F&F: Sie kritisieren in Ihrem Buch die heutige Erziehung in Familie und Schule: Sie führe zur Unselbständigkeit.
Ist Selbstständigkeit für einen Soldaten wichtig?

Creveld: Krieg ist von Unsicherheit gekennzeichnet, mehr als jede andere menschliche Tätigkeit. Deshalb läuft immer alles falsch. Ohne Eigenständigkeit geht es nicht. Krieg erfordert das selbständige Zusammenwirken aller Soldaten, vom einfachen Soldat bis zum General. Darüber hinaus ist der Kampf je nach Krieg und Feind sehr unterschiedlich. Die Fähigkeit und der Wille zu Initiative und zu eigenständiger Arbeit sind daher unerlässlich.
Das Hauptproblem ist: Wie kombiniert man Selbstständigkeit mit Disziplin?

F&F: Welche Armeen haben dieses Problem am besten gelöst?

Creveld: Die deutschen Armeen zwischen 1870 und 1945. Idealerweise sollen Disziplin und Initiative einander wechselseitig verstärken. Das ist das Ideal. Wie man das schafft, ist eine schwierige Frage, und das hängt auchvon der Kultur ab. Manches kann man von einem deutschen Soldaten verlangen, aber nicht von einem amerikanischen und umgekehrt.

F&F: Und Israels Armee?

════════

• [ÜBUNGSAUFGABEN]:
• a. Geben Sie aus dem Interview über Selbstständigkeit im Krieg den Abschnitt von „Creveld: Die deutschen“ bis „amerikanischen und umgekehrt.“ wortgetreu wieder.
• b. Welche Armeen haben laut dem Interview über Selbstständigkeit im Krieg das Problem, Selbstständigkeit mit Disziplin zu verbinden, am besten gelöst?

• [VORLIEGENDE DATEN]:
════════

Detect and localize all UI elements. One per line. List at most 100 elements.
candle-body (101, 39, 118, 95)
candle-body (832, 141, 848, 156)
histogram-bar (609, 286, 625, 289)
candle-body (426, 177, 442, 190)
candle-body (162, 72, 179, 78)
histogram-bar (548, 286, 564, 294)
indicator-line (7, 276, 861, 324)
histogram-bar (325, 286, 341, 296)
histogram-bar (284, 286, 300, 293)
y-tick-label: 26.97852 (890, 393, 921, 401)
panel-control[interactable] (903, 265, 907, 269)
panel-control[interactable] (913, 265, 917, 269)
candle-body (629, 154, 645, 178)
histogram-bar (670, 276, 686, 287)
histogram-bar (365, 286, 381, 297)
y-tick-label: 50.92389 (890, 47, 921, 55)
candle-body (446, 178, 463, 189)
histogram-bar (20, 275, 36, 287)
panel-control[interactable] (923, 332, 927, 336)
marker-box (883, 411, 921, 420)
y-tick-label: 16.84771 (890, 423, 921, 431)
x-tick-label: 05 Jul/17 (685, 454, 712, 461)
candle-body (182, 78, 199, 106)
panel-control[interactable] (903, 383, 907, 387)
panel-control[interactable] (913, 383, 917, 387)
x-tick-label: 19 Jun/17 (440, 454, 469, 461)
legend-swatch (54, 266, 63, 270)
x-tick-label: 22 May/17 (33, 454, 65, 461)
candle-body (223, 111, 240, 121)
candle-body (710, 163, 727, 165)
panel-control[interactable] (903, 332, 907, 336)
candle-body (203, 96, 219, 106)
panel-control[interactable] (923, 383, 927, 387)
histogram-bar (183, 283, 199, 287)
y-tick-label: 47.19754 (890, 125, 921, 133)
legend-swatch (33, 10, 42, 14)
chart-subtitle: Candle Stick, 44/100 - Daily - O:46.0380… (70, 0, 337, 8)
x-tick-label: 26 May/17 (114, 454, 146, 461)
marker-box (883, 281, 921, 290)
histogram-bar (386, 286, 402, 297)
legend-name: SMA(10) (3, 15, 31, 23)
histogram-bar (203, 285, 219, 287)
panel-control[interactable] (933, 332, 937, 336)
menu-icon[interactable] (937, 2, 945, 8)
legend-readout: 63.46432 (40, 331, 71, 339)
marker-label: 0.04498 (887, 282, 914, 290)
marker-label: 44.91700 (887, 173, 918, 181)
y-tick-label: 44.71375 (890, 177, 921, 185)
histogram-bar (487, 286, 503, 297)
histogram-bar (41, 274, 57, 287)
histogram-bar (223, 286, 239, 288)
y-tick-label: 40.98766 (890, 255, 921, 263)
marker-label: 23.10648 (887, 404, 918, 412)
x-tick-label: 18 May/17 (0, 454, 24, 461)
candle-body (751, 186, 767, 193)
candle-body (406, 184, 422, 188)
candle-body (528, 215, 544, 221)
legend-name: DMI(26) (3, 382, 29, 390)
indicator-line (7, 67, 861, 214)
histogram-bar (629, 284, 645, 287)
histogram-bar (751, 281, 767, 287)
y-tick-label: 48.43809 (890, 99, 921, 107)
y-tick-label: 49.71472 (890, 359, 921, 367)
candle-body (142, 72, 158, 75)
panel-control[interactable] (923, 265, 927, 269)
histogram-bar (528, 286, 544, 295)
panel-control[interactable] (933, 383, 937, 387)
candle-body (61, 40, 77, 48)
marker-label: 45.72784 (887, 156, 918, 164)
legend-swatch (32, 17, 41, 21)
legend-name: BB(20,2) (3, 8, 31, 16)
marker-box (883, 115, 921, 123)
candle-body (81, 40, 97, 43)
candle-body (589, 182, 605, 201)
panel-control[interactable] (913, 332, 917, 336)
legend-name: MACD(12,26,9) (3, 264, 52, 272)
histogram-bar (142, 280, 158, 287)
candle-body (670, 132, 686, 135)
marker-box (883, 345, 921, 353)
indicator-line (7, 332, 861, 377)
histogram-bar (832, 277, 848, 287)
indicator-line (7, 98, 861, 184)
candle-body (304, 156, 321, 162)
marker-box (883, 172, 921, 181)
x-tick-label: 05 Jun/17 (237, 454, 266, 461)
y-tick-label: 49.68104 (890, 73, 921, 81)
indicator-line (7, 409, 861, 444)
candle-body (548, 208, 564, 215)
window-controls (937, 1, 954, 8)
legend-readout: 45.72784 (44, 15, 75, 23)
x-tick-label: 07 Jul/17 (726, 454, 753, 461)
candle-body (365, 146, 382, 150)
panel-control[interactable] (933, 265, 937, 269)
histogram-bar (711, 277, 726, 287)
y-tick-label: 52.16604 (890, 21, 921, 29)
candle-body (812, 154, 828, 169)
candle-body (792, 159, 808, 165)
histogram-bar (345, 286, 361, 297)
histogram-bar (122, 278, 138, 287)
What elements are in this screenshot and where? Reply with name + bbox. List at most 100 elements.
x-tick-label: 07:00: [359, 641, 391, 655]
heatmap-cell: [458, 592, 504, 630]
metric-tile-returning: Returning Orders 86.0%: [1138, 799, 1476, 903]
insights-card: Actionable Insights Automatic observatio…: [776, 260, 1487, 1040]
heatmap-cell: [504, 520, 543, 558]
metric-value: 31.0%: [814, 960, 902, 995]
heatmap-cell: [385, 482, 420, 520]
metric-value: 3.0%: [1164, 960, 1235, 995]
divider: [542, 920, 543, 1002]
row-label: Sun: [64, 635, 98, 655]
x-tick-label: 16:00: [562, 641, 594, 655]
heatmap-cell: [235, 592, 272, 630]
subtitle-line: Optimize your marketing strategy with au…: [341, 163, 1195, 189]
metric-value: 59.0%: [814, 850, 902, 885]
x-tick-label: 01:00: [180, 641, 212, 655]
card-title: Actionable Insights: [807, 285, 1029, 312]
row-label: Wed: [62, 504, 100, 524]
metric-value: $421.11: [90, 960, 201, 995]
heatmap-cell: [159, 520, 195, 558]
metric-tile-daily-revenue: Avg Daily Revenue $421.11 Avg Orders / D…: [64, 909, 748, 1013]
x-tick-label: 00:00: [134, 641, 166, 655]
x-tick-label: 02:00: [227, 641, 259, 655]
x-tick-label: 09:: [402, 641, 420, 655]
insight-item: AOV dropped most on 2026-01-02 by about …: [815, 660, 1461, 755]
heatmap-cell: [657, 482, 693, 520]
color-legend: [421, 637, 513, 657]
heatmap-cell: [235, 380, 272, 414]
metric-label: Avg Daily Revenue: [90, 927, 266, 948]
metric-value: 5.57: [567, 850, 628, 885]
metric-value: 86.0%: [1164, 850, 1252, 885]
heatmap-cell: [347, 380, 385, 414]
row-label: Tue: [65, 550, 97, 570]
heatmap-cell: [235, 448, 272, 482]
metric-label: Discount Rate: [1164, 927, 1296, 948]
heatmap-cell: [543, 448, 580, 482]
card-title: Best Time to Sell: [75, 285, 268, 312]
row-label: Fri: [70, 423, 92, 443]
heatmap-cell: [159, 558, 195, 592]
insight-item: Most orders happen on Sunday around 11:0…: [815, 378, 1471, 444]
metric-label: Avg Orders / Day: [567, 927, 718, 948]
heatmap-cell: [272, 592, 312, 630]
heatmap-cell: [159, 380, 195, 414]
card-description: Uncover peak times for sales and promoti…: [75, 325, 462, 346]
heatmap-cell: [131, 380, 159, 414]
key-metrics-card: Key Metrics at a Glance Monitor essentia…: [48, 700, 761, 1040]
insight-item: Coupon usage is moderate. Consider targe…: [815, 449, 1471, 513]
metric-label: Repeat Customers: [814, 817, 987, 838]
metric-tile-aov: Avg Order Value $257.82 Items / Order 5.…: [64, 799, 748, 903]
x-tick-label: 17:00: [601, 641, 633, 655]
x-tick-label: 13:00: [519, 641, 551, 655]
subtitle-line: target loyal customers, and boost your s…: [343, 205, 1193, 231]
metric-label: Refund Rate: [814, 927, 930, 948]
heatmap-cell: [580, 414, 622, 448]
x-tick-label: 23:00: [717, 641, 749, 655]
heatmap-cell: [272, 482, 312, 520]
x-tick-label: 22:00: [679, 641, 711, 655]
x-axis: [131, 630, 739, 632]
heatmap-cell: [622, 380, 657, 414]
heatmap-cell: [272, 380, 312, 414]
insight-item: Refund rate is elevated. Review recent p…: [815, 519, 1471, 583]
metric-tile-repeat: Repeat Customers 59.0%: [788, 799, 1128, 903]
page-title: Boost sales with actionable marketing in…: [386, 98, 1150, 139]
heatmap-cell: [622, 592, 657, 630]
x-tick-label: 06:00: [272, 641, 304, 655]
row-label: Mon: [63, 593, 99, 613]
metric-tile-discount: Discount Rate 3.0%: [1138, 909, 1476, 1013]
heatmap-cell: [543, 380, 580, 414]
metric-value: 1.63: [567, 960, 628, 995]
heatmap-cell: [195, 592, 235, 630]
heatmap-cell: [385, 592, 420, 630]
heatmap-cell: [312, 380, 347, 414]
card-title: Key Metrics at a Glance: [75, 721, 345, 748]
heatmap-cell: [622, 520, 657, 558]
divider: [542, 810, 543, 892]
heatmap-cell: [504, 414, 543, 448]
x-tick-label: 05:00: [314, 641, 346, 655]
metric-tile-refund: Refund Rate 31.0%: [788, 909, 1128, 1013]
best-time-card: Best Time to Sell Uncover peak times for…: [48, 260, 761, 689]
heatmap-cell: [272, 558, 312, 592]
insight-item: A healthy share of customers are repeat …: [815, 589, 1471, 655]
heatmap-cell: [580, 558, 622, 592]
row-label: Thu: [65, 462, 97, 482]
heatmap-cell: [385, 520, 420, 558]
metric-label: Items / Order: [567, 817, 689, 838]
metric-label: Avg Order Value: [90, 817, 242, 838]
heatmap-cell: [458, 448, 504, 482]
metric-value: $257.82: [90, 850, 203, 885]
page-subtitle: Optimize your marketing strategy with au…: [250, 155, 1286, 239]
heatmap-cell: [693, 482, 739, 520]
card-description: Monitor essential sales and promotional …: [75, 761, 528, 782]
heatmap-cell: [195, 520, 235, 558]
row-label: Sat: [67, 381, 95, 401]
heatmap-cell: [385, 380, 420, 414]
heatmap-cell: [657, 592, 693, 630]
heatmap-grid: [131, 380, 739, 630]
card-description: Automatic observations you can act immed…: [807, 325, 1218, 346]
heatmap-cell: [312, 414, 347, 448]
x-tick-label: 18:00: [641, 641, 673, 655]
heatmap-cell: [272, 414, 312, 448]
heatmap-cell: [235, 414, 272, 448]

════════

• [LÖSUNGEN]:
• a.
Creveld: Die deutschen Armeen zwischen 1870 und 1945. Idealerweise sollen Disziplin und Initiative einander wechselseitig verstärken. Das ist das Ideal. Wie man das schafft, ist eine schwierige Frage, und das hängt auchvon der Kultur ab. Manches kann man von einem deutschen Soldaten verlangen, aber nicht von einem amerikanischen und umgekehrt.

• b. Die deutschen Armeen zwischen 1870 und 1945.